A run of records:
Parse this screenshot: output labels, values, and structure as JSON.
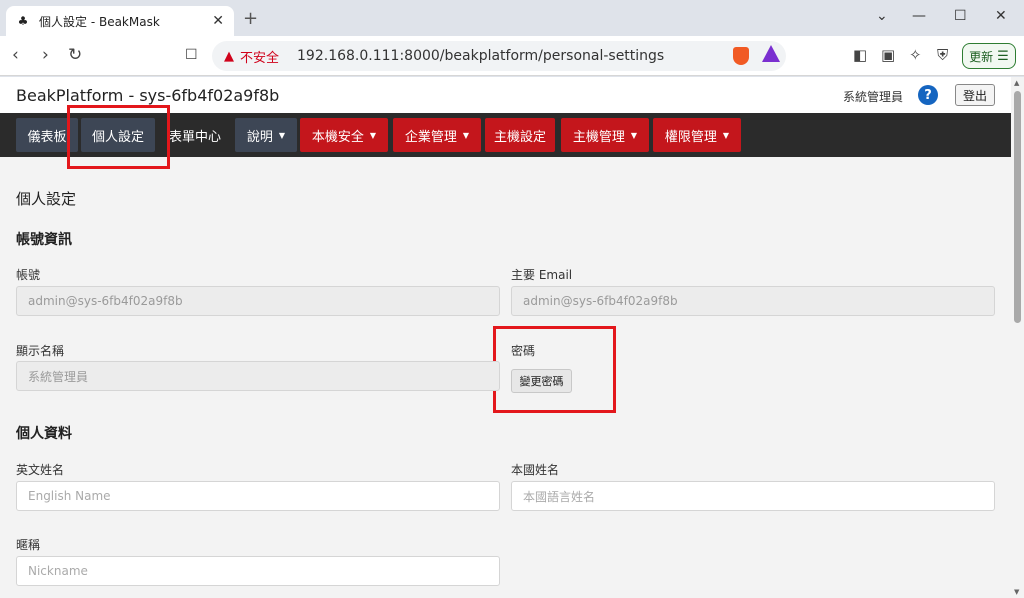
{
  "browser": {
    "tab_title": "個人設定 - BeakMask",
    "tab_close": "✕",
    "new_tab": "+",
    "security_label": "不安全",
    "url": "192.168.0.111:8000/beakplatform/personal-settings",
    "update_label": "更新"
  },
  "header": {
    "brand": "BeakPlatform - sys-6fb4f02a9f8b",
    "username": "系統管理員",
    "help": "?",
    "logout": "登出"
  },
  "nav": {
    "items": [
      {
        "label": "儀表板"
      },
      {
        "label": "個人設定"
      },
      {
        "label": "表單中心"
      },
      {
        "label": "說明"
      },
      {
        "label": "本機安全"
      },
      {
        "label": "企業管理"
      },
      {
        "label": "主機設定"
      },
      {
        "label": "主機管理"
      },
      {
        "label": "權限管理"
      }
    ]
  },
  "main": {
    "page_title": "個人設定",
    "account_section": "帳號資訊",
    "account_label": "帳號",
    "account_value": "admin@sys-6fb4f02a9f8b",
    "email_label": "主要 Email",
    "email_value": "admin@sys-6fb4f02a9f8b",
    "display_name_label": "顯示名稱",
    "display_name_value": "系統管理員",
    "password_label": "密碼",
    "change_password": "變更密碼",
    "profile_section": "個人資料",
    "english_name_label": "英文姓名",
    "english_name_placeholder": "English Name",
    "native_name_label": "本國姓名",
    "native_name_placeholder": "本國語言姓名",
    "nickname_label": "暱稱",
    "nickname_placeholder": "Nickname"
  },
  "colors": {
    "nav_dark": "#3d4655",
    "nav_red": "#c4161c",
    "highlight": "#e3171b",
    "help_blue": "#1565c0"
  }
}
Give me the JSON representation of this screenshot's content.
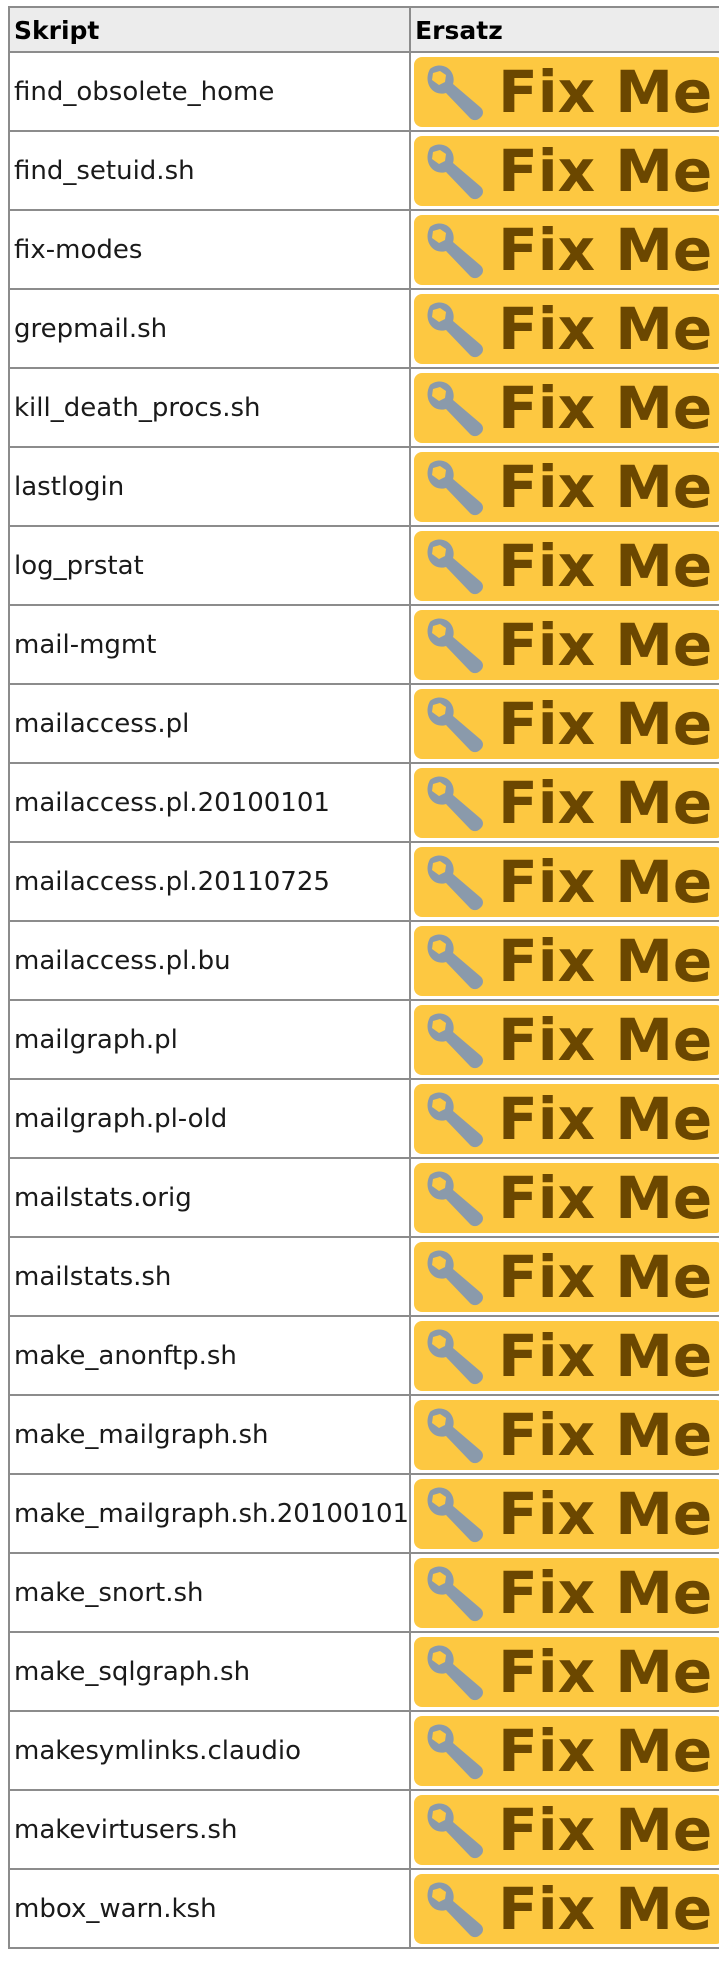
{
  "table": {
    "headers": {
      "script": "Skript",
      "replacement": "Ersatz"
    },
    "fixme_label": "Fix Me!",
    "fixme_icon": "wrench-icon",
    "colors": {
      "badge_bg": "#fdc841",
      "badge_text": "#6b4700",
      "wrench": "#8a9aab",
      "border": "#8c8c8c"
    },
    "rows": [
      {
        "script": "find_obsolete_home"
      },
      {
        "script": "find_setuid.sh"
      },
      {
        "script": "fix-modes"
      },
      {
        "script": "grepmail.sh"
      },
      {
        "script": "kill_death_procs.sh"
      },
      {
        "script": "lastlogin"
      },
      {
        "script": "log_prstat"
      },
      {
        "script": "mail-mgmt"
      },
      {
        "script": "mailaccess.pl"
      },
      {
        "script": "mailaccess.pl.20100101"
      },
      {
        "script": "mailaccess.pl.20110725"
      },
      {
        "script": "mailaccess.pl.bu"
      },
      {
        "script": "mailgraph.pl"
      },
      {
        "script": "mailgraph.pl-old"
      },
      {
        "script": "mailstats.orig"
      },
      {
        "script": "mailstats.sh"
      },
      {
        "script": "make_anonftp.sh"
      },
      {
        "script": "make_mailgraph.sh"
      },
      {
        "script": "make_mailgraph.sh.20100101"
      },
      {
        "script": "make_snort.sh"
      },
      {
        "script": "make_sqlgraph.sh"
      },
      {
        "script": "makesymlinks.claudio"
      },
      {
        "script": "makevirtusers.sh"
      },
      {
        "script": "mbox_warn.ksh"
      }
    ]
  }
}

# [WHAT NEEDS TO BE DONE]
Find how many of the lines above have the word "mailstats" in them. State only that number.

# [SOLUTION TO THE PROBLEM]
2